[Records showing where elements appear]
------------------------------------------------------------------------
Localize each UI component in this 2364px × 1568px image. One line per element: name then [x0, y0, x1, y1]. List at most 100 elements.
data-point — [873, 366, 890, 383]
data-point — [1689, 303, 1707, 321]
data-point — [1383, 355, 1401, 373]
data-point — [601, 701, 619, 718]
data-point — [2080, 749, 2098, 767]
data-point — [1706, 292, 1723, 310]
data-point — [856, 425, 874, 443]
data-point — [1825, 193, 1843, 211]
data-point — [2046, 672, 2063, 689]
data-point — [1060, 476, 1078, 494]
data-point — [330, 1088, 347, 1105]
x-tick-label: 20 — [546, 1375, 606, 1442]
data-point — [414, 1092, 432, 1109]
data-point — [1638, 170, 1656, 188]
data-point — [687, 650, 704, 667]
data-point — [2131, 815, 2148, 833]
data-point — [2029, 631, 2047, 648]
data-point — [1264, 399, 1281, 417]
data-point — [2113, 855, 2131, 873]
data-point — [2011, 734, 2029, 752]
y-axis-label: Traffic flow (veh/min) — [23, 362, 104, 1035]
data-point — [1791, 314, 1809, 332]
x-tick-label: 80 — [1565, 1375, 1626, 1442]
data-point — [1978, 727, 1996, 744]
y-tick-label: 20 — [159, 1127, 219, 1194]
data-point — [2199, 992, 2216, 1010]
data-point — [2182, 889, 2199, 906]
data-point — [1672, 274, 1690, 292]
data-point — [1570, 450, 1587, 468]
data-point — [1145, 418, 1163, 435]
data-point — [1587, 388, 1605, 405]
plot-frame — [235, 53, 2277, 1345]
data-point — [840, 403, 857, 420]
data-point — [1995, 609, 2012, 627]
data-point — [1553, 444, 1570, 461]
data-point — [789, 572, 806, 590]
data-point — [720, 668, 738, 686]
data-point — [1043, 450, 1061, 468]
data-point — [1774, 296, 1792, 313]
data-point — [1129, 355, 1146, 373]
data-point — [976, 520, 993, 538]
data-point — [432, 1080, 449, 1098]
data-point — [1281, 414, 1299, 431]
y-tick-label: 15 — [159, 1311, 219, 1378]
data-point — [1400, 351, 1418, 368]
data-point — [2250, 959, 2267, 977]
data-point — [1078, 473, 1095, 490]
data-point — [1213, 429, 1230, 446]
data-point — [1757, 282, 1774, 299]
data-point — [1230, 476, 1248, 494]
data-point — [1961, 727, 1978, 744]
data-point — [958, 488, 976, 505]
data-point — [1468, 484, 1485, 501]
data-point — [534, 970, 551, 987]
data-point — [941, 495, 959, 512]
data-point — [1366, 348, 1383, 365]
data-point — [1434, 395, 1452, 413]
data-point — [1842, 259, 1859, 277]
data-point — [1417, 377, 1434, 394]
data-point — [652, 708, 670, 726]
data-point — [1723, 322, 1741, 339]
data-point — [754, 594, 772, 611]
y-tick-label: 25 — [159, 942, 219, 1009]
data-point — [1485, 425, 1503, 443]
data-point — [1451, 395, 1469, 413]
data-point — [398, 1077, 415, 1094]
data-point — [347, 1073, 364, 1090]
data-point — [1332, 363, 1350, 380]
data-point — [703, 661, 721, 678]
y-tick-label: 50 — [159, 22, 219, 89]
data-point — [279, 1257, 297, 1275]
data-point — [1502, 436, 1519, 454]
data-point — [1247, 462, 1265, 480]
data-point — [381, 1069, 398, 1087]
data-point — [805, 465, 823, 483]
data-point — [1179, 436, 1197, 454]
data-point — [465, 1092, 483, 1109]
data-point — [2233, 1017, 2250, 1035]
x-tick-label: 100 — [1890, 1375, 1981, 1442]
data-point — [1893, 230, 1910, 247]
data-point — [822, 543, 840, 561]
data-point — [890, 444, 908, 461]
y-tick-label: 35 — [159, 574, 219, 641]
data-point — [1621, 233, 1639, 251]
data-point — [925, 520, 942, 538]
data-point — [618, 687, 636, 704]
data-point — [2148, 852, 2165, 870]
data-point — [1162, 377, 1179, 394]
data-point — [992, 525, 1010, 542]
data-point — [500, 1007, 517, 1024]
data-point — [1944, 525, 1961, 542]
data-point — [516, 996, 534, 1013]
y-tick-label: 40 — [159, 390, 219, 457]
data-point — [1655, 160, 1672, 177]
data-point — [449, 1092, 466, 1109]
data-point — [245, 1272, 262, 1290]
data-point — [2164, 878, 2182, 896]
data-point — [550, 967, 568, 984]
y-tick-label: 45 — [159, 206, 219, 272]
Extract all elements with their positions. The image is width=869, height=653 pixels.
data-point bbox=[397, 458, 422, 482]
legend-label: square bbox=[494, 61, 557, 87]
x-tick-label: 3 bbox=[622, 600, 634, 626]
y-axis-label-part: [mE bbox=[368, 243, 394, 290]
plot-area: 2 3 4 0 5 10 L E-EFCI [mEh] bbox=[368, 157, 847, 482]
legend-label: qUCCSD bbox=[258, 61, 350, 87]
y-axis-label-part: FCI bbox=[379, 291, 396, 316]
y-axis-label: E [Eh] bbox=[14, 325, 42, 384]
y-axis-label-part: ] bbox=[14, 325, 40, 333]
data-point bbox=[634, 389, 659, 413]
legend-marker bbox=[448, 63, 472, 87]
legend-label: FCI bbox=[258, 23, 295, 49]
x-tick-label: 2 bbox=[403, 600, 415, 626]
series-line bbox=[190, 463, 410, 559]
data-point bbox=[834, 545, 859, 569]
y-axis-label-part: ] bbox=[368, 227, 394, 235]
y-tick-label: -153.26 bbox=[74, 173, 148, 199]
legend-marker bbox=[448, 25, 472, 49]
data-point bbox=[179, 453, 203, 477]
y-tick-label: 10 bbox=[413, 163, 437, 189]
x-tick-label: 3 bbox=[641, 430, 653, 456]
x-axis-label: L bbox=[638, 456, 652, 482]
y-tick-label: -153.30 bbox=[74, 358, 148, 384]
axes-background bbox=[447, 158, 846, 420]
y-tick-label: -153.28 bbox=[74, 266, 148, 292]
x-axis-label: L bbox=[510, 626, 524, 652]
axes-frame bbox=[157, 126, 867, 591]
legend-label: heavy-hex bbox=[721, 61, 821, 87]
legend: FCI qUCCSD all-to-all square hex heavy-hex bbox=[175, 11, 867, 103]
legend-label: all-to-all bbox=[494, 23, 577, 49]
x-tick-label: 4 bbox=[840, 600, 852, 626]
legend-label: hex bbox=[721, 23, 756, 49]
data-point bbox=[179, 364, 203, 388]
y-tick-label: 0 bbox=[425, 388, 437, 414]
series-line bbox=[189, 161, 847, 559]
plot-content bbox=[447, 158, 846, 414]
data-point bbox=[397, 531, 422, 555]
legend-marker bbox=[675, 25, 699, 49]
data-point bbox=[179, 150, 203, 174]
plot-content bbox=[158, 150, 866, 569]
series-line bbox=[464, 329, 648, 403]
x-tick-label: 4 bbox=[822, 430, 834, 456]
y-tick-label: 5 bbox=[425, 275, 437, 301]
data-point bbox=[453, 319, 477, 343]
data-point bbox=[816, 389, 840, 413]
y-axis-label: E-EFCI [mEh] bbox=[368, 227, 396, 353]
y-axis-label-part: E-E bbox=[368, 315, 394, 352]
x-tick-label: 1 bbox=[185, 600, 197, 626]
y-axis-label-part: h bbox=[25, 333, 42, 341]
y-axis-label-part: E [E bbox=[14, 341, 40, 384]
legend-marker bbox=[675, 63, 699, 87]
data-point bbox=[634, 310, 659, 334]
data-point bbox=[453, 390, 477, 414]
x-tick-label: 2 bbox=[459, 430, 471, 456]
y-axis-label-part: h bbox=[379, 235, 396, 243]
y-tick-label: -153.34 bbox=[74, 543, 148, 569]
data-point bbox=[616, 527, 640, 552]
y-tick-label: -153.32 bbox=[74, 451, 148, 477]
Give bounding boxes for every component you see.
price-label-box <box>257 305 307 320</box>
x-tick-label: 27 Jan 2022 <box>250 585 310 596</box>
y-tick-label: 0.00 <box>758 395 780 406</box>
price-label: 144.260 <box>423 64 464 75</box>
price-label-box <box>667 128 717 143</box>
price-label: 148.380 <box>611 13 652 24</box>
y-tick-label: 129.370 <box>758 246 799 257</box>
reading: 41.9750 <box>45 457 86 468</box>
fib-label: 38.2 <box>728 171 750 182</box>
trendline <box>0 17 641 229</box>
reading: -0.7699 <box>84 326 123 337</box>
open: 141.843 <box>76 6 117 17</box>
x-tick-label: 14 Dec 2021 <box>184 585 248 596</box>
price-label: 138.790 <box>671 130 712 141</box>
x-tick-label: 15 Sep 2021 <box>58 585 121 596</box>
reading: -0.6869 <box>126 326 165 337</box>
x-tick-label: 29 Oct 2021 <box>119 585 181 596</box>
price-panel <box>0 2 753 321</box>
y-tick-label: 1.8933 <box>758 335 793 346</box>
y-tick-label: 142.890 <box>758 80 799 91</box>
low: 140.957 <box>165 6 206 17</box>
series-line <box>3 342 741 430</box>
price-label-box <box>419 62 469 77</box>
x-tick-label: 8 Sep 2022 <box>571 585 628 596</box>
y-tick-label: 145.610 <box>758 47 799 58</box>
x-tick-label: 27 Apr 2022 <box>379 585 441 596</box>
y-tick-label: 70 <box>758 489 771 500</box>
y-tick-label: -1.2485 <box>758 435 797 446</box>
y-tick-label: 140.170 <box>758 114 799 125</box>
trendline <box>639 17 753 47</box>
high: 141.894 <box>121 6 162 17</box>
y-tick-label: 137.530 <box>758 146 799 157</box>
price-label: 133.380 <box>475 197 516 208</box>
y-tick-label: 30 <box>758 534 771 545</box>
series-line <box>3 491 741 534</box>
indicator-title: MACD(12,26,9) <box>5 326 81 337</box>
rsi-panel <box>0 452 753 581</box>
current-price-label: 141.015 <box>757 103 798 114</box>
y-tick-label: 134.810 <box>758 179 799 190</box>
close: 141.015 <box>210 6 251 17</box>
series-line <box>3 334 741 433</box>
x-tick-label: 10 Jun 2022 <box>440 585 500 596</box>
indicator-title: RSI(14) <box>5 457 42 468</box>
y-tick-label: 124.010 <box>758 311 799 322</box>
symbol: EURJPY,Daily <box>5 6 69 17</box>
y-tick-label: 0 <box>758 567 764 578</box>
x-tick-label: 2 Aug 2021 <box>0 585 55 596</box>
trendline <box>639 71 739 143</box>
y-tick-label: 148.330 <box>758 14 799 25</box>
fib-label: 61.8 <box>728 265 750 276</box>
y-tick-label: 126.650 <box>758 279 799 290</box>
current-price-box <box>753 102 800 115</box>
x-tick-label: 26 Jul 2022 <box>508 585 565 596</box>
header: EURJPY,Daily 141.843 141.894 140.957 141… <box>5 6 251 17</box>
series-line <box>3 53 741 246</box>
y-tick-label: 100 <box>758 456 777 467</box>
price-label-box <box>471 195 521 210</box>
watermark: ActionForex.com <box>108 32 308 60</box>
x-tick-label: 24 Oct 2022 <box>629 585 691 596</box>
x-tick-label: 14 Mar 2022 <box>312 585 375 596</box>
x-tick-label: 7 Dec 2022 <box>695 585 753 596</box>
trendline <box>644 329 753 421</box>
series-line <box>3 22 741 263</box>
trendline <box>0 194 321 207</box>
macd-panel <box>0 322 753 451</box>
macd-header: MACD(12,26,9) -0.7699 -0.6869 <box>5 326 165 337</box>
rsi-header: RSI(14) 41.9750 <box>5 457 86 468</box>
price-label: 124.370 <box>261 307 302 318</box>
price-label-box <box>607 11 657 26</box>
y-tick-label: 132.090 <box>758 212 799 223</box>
------------------------------------------------------------------------
Directive:
Can you quote, word for word, every line from the first one through the line containing "data-point — [2131, 815, 2148, 833]", with both of those lines included?

Exercise solution:
Localize each UI component in this 2364px × 1568px image. One line per element: name then [x0, y0, x1, y1]. List at most 100 elements.
data-point — [873, 366, 890, 383]
data-point — [1689, 303, 1707, 321]
data-point — [1383, 355, 1401, 373]
data-point — [601, 701, 619, 718]
data-point — [2080, 749, 2098, 767]
data-point — [1706, 292, 1723, 310]
data-point — [856, 425, 874, 443]
data-point — [1825, 193, 1843, 211]
data-point — [2046, 672, 2063, 689]
data-point — [1060, 476, 1078, 494]
data-point — [330, 1088, 347, 1105]
x-tick-label: 20 — [546, 1375, 606, 1442]
data-point — [414, 1092, 432, 1109]
data-point — [1638, 170, 1656, 188]
data-point — [687, 650, 704, 667]
data-point — [2131, 815, 2148, 833]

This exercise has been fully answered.